* [OBJECTIVE] Quote the whole listing exactly. Leave the pictures out of your copy.
=== DATA SHOWN ===
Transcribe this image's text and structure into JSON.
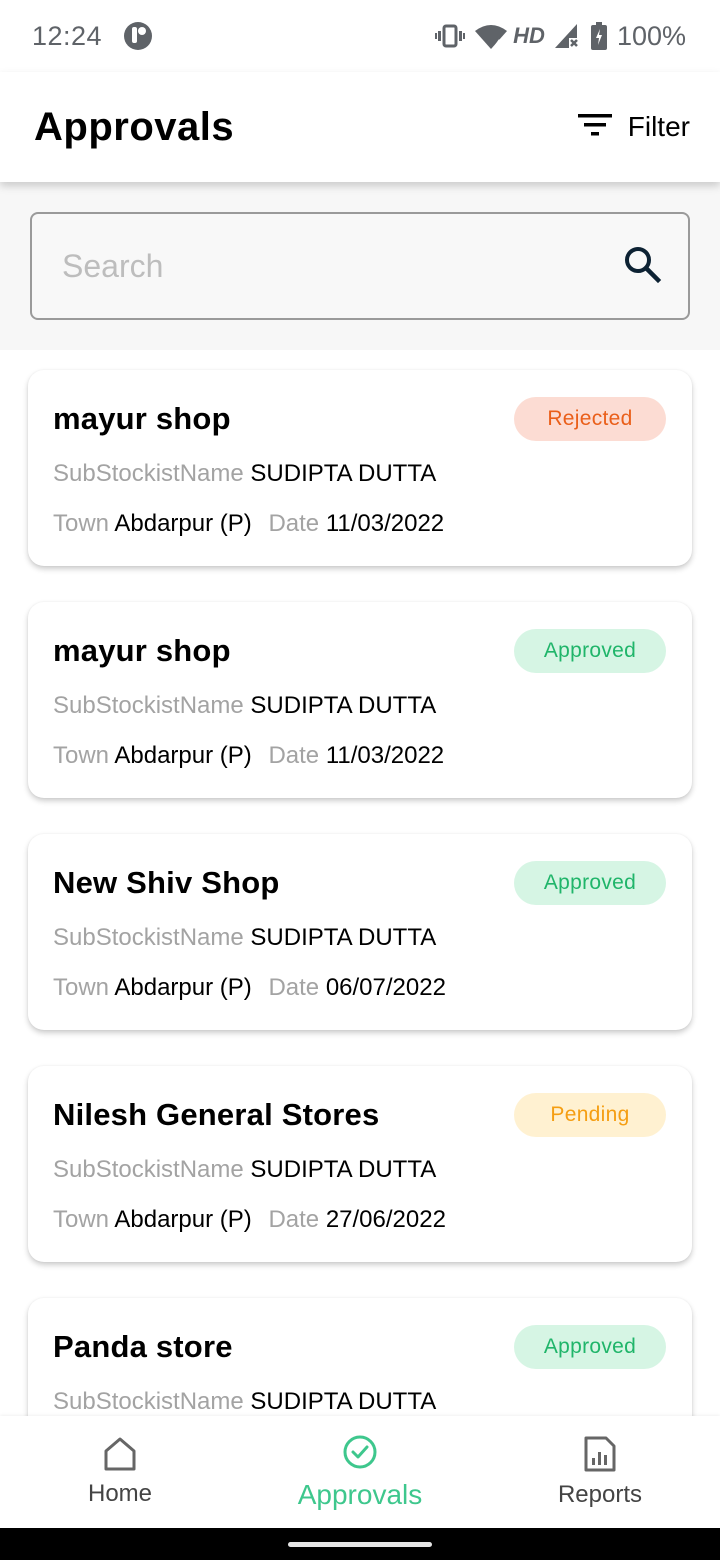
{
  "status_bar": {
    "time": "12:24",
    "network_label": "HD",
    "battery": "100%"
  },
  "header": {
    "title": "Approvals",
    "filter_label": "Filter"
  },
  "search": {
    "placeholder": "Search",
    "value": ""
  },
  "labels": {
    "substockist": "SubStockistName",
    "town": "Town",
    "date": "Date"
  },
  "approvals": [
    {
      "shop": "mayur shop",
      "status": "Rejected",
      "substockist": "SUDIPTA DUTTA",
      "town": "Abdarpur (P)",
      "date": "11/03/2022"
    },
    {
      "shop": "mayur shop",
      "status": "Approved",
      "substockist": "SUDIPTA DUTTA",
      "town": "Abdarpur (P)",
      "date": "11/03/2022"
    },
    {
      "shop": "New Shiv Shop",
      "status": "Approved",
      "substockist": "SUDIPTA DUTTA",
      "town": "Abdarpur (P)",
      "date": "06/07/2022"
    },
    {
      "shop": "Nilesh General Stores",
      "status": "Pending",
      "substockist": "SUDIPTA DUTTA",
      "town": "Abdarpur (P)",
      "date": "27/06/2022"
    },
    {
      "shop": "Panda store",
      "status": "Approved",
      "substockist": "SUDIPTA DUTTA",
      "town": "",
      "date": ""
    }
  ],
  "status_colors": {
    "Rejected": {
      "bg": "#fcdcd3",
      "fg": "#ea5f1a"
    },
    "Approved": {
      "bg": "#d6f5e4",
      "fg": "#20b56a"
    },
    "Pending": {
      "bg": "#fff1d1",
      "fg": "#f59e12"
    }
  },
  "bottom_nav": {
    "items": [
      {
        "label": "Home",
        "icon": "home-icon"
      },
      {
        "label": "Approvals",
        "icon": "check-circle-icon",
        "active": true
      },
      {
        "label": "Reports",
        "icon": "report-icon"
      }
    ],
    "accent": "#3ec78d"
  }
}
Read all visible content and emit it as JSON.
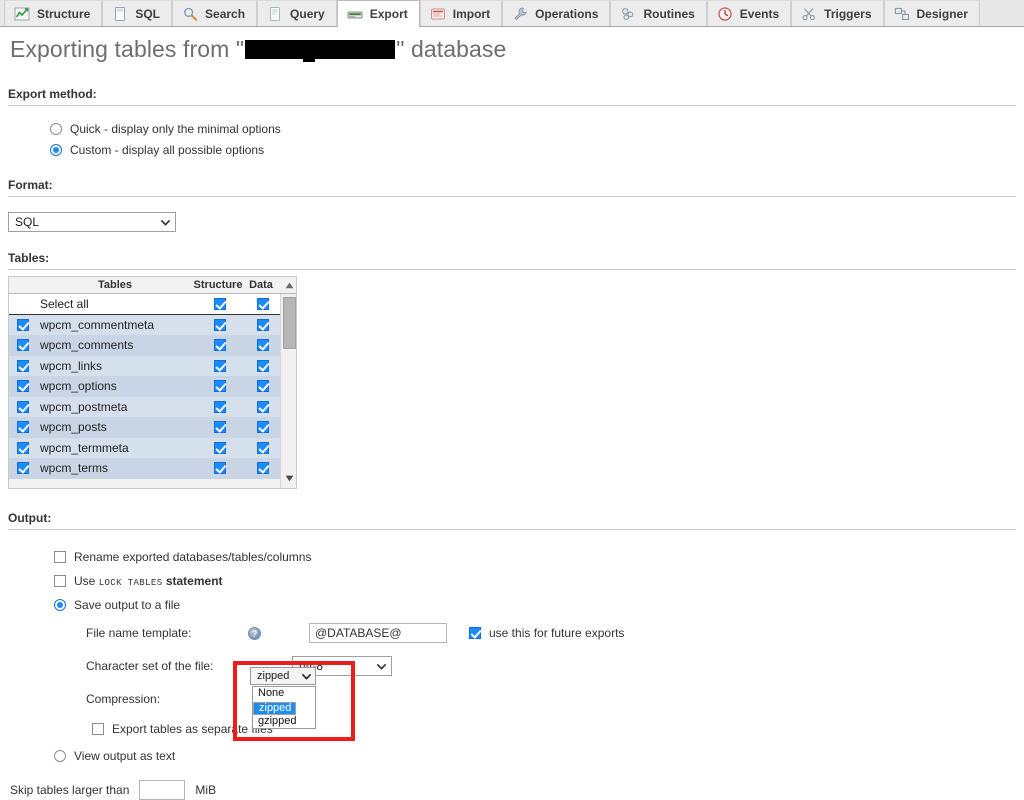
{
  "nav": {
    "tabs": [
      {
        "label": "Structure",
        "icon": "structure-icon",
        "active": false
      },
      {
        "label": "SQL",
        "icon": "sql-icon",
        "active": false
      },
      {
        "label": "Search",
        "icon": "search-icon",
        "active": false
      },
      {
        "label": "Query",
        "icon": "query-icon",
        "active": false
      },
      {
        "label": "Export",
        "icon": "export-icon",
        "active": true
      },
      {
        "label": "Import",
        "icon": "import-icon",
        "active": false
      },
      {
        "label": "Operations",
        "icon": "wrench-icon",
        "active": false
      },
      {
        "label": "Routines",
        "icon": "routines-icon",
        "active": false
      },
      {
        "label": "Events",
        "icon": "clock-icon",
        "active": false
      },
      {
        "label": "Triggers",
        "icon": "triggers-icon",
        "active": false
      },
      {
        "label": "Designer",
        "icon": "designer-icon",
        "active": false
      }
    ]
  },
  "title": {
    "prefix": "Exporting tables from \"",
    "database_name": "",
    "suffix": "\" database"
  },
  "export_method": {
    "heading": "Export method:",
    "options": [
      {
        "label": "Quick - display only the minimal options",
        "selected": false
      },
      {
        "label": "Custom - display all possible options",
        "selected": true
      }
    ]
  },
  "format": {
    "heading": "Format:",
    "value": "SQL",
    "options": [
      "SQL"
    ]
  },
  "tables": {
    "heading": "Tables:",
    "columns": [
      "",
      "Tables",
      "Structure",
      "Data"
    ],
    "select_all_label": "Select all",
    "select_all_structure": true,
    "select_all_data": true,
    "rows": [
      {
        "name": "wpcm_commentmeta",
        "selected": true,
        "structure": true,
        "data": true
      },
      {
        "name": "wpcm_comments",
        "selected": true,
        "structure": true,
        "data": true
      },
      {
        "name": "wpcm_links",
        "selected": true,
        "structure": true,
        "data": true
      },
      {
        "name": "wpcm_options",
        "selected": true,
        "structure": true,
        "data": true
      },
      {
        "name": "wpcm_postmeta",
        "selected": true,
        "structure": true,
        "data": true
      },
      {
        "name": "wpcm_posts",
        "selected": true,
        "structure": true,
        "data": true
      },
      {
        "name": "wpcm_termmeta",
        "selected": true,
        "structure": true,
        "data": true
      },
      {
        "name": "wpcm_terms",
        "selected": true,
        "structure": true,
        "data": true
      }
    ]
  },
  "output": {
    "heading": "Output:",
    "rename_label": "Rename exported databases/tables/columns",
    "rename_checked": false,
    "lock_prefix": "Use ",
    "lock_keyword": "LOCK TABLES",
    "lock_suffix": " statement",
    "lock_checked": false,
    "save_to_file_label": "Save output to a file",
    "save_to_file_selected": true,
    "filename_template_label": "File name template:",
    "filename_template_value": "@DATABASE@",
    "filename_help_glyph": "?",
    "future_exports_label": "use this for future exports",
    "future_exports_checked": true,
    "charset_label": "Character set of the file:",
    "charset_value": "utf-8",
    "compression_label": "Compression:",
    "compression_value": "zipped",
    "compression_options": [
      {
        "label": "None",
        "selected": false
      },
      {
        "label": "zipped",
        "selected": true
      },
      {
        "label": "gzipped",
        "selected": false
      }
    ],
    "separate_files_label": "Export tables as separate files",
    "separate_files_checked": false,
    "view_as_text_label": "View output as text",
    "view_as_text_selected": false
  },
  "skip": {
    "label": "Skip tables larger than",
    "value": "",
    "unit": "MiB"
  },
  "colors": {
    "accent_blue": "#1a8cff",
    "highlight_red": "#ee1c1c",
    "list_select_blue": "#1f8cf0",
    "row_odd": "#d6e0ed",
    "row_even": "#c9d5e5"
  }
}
===
* [RESPONSE TO THIS TASK]
Transcribe this image's text and structure into JSON.
{
  "status_bar": {
    "time": "12:24",
    "network_label": "HD",
    "battery": "100%"
  },
  "header": {
    "title": "Approvals",
    "filter_label": "Filter"
  },
  "search": {
    "placeholder": "Search",
    "value": ""
  },
  "labels": {
    "substockist": "SubStockistName",
    "town": "Town",
    "date": "Date"
  },
  "approvals": [
    {
      "shop": "mayur shop",
      "status": "Rejected",
      "substockist": "SUDIPTA DUTTA",
      "town": "Abdarpur (P)",
      "date": "11/03/2022"
    },
    {
      "shop": "mayur shop",
      "status": "Approved",
      "substockist": "SUDIPTA DUTTA",
      "town": "Abdarpur (P)",
      "date": "11/03/2022"
    },
    {
      "shop": "New Shiv Shop",
      "status": "Approved",
      "substockist": "SUDIPTA DUTTA",
      "town": "Abdarpur (P)",
      "date": "06/07/2022"
    },
    {
      "shop": "Nilesh General Stores",
      "status": "Pending",
      "substockist": "SUDIPTA DUTTA",
      "town": "Abdarpur (P)",
      "date": "27/06/2022"
    },
    {
      "shop": "Panda store",
      "status": "Approved",
      "substockist": "SUDIPTA DUTTA",
      "town": "",
      "date": ""
    }
  ],
  "status_colors": {
    "Rejected": {
      "bg": "#fcdcd3",
      "fg": "#ea5f1a"
    },
    "Approved": {
      "bg": "#d6f5e4",
      "fg": "#20b56a"
    },
    "Pending": {
      "bg": "#fff1d1",
      "fg": "#f59e12"
    }
  },
  "bottom_nav": {
    "items": [
      {
        "label": "Home",
        "icon": "home-icon"
      },
      {
        "label": "Approvals",
        "icon": "check-circle-icon",
        "active": true
      },
      {
        "label": "Reports",
        "icon": "report-icon"
      }
    ],
    "accent": "#3ec78d"
  }
}
Read all visible content and emit it as JSON.
{
  "nav": {
    "tabs": [
      {
        "label": "Structure",
        "icon": "structure-icon",
        "active": false
      },
      {
        "label": "SQL",
        "icon": "sql-icon",
        "active": false
      },
      {
        "label": "Search",
        "icon": "search-icon",
        "active": false
      },
      {
        "label": "Query",
        "icon": "query-icon",
        "active": false
      },
      {
        "label": "Export",
        "icon": "export-icon",
        "active": true
      },
      {
        "label": "Import",
        "icon": "import-icon",
        "active": false
      },
      {
        "label": "Operations",
        "icon": "wrench-icon",
        "active": false
      },
      {
        "label": "Routines",
        "icon": "routines-icon",
        "active": false
      },
      {
        "label": "Events",
        "icon": "clock-icon",
        "active": false
      },
      {
        "label": "Triggers",
        "icon": "triggers-icon",
        "active": false
      },
      {
        "label": "Designer",
        "icon": "designer-icon",
        "active": false
      }
    ]
  },
  "title": {
    "prefix": "Exporting tables from \"",
    "database_name": "",
    "suffix": "\" database"
  },
  "export_method": {
    "heading": "Export method:",
    "options": [
      {
        "label": "Quick - display only the minimal options",
        "selected": false
      },
      {
        "label": "Custom - display all possible options",
        "selected": true
      }
    ]
  },
  "format": {
    "heading": "Format:",
    "value": "SQL",
    "options": [
      "SQL"
    ]
  },
  "tables": {
    "heading": "Tables:",
    "columns": [
      "",
      "Tables",
      "Structure",
      "Data"
    ],
    "select_all_label": "Select all",
    "select_all_structure": true,
    "select_all_data": true,
    "rows": [
      {
        "name": "wpcm_commentmeta",
        "selected": true,
        "structure": true,
        "data": true
      },
      {
        "name": "wpcm_comments",
        "selected": true,
        "structure": true,
        "data": true
      },
      {
        "name": "wpcm_links",
        "selected": true,
        "structure": true,
        "data": true
      },
      {
        "name": "wpcm_options",
        "selected": true,
        "structure": true,
        "data": true
      },
      {
        "name": "wpcm_postmeta",
        "selected": true,
        "structure": true,
        "data": true
      },
      {
        "name": "wpcm_posts",
        "selected": true,
        "structure": true,
        "data": true
      },
      {
        "name": "wpcm_termmeta",
        "selected": true,
        "structure": true,
        "data": true
      },
      {
        "name": "wpcm_terms",
        "selected": true,
        "structure": true,
        "data": true
      }
    ]
  },
  "output": {
    "heading": "Output:",
    "rename_label": "Rename exported databases/tables/columns",
    "rename_checked": false,
    "lock_prefix": "Use ",
    "lock_keyword": "LOCK TABLES",
    "lock_suffix": " statement",
    "lock_checked": false,
    "save_to_file_label": "Save output to a file",
    "save_to_file_selected": true,
    "filename_template_label": "File name template:",
    "filename_template_value": "@DATABASE@",
    "filename_help_glyph": "?",
    "future_exports_label": "use this for future exports",
    "future_exports_checked": true,
    "charset_label": "Character set of the file:",
    "charset_value": "utf-8",
    "compression_label": "Compression:",
    "compression_value": "zipped",
    "compression_options": [
      {
        "label": "None",
        "selected": false
      },
      {
        "label": "zipped",
        "selected": true
      },
      {
        "label": "gzipped",
        "selected": false
      }
    ],
    "separate_files_label": "Export tables as separate files",
    "separate_files_checked": false,
    "view_as_text_label": "View output as text",
    "view_as_text_selected": false
  },
  "skip": {
    "label": "Skip tables larger than",
    "value": "",
    "unit": "MiB"
  },
  "colors": {
    "accent_blue": "#1a8cff",
    "highlight_red": "#ee1c1c",
    "list_select_blue": "#1f8cf0",
    "row_odd": "#d6e0ed",
    "row_even": "#c9d5e5"
  }
}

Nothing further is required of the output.